→ **GOAL**: Your task is to transcribe the data in full.

Records about charts and figures:
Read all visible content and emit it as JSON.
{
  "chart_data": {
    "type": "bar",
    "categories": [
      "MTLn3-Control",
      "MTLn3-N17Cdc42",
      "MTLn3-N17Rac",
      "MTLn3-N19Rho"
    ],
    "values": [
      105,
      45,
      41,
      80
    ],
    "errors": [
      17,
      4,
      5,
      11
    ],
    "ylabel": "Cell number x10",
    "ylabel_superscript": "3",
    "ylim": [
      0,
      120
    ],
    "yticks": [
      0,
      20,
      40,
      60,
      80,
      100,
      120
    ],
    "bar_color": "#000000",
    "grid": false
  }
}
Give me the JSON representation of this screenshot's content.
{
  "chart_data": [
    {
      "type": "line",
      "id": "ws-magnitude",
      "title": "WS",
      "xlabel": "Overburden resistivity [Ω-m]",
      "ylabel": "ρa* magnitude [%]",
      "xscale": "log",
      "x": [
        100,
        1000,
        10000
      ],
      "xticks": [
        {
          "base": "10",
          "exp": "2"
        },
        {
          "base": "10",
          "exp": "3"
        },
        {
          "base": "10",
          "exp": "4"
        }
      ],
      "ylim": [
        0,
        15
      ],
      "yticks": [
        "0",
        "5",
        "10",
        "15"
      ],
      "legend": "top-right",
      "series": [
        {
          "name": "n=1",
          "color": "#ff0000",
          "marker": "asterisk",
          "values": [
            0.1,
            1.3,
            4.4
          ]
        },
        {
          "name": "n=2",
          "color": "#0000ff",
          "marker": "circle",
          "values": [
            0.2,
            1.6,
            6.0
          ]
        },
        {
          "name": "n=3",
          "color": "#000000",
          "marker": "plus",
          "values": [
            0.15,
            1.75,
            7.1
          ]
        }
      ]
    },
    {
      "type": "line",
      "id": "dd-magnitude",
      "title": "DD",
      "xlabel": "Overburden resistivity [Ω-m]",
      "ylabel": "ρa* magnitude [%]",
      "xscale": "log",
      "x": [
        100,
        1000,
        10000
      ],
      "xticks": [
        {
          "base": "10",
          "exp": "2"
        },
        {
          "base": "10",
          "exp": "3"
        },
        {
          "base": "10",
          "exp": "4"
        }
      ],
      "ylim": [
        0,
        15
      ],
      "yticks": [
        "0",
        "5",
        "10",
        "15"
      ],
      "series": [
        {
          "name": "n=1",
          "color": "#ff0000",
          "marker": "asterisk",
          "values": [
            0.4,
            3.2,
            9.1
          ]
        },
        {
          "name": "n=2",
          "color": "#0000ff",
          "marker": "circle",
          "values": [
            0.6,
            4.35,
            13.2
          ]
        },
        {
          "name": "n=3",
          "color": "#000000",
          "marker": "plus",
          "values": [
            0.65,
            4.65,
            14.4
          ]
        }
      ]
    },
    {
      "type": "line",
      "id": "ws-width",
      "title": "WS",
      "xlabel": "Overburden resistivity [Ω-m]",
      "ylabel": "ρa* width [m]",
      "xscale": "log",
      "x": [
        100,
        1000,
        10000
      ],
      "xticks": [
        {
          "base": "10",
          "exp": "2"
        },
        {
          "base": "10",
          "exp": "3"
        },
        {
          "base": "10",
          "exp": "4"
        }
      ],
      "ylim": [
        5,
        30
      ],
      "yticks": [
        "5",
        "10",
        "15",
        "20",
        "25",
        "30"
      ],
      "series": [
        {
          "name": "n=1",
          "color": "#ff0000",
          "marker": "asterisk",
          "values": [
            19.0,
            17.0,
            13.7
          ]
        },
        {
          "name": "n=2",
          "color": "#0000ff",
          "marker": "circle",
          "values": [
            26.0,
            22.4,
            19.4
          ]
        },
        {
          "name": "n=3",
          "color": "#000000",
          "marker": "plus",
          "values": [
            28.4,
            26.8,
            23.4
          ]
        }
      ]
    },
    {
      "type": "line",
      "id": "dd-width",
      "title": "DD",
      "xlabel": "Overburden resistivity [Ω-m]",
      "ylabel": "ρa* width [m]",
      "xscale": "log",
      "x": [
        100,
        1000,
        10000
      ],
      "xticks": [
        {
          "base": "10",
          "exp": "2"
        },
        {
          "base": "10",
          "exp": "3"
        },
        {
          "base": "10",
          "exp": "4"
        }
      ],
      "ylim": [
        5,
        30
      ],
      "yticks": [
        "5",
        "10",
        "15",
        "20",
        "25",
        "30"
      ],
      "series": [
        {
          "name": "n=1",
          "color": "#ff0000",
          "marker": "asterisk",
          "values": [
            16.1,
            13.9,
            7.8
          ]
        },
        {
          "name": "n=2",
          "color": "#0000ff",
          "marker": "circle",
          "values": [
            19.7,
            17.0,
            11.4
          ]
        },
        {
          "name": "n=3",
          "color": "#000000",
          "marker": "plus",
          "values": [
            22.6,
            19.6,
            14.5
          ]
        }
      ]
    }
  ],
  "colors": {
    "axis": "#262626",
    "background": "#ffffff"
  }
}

→ **WRITTEN REPLY**:
Read all visible content and emit it as JSON.
{
  "chart_data": {
    "type": "bar",
    "categories": [
      "MTLn3-Control",
      "MTLn3-N17Cdc42",
      "MTLn3-N17Rac",
      "MTLn3-N19Rho"
    ],
    "values": [
      105,
      45,
      41,
      80
    ],
    "errors": [
      17,
      4,
      5,
      11
    ],
    "ylabel": "Cell number x10",
    "ylabel_superscript": "3",
    "ylim": [
      0,
      120
    ],
    "yticks": [
      0,
      20,
      40,
      60,
      80,
      100,
      120
    ],
    "bar_color": "#000000",
    "grid": false
  }
}
Give me the JSON representation of this screenshot's content.
{
  "chart_data": [
    {
      "type": "line",
      "id": "ws-magnitude",
      "title": "WS",
      "xlabel": "Overburden resistivity [Ω-m]",
      "ylabel": "ρa* magnitude [%]",
      "xscale": "log",
      "x": [
        100,
        1000,
        10000
      ],
      "xticks": [
        {
          "base": "10",
          "exp": "2"
        },
        {
          "base": "10",
          "exp": "3"
        },
        {
          "base": "10",
          "exp": "4"
        }
      ],
      "ylim": [
        0,
        15
      ],
      "yticks": [
        "0",
        "5",
        "10",
        "15"
      ],
      "legend": "top-right",
      "series": [
        {
          "name": "n=1",
          "color": "#ff0000",
          "marker": "asterisk",
          "values": [
            0.1,
            1.3,
            4.4
          ]
        },
        {
          "name": "n=2",
          "color": "#0000ff",
          "marker": "circle",
          "values": [
            0.2,
            1.6,
            6.0
          ]
        },
        {
          "name": "n=3",
          "color": "#000000",
          "marker": "plus",
          "values": [
            0.15,
            1.75,
            7.1
          ]
        }
      ]
    },
    {
      "type": "line",
      "id": "dd-magnitude",
      "title": "DD",
      "xlabel": "Overburden resistivity [Ω-m]",
      "ylabel": "ρa* magnitude [%]",
      "xscale": "log",
      "x": [
        100,
        1000,
        10000
      ],
      "xticks": [
        {
          "base": "10",
          "exp": "2"
        },
        {
          "base": "10",
          "exp": "3"
        },
        {
          "base": "10",
          "exp": "4"
        }
      ],
      "ylim": [
        0,
        15
      ],
      "yticks": [
        "0",
        "5",
        "10",
        "15"
      ],
      "series": [
        {
          "name": "n=1",
          "color": "#ff0000",
          "marker": "asterisk",
          "values": [
            0.4,
            3.2,
            9.1
          ]
        },
        {
          "name": "n=2",
          "color": "#0000ff",
          "marker": "circle",
          "values": [
            0.6,
            4.35,
            13.2
          ]
        },
        {
          "name": "n=3",
          "color": "#000000",
          "marker": "plus",
          "values": [
            0.65,
            4.65,
            14.4
          ]
        }
      ]
    },
    {
      "type": "line",
      "id": "ws-width",
      "title": "WS",
      "xlabel": "Overburden resistivity [Ω-m]",
      "ylabel": "ρa* width [m]",
      "xscale": "log",
      "x": [
        100,
        1000,
        10000
      ],
      "xticks": [
        {
          "base": "10",
          "exp": "2"
        },
        {
          "base": "10",
          "exp": "3"
        },
        {
          "base": "10",
          "exp": "4"
        }
      ],
      "ylim": [
        5,
        30
      ],
      "yticks": [
        "5",
        "10",
        "15",
        "20",
        "25",
        "30"
      ],
      "series": [
        {
          "name": "n=1",
          "color": "#ff0000",
          "marker": "asterisk",
          "values": [
            19.0,
            17.0,
            13.7
          ]
        },
        {
          "name": "n=2",
          "color": "#0000ff",
          "marker": "circle",
          "values": [
            26.0,
            22.4,
            19.4
          ]
        },
        {
          "name": "n=3",
          "color": "#000000",
          "marker": "plus",
          "values": [
            28.4,
            26.8,
            23.4
          ]
        }
      ]
    },
    {
      "type": "line",
      "id": "dd-width",
      "title": "DD",
      "xlabel": "Overburden resistivity [Ω-m]",
      "ylabel": "ρa* width [m]",
      "xscale": "log",
      "x": [
        100,
        1000,
        10000
      ],
      "xticks": [
        {
          "base": "10",
          "exp": "2"
        },
        {
          "base": "10",
          "exp": "3"
        },
        {
          "base": "10",
          "exp": "4"
        }
      ],
      "ylim": [
        5,
        30
      ],
      "yticks": [
        "5",
        "10",
        "15",
        "20",
        "25",
        "30"
      ],
      "series": [
        {
          "name": "n=1",
          "color": "#ff0000",
          "marker": "asterisk",
          "values": [
            16.1,
            13.9,
            7.8
          ]
        },
        {
          "name": "n=2",
          "color": "#0000ff",
          "marker": "circle",
          "values": [
            19.7,
            17.0,
            11.4
          ]
        },
        {
          "name": "n=3",
          "color": "#000000",
          "marker": "plus",
          "values": [
            22.6,
            19.6,
            14.5
          ]
        }
      ]
    }
  ],
  "colors": {
    "axis": "#262626",
    "background": "#ffffff"
  }
}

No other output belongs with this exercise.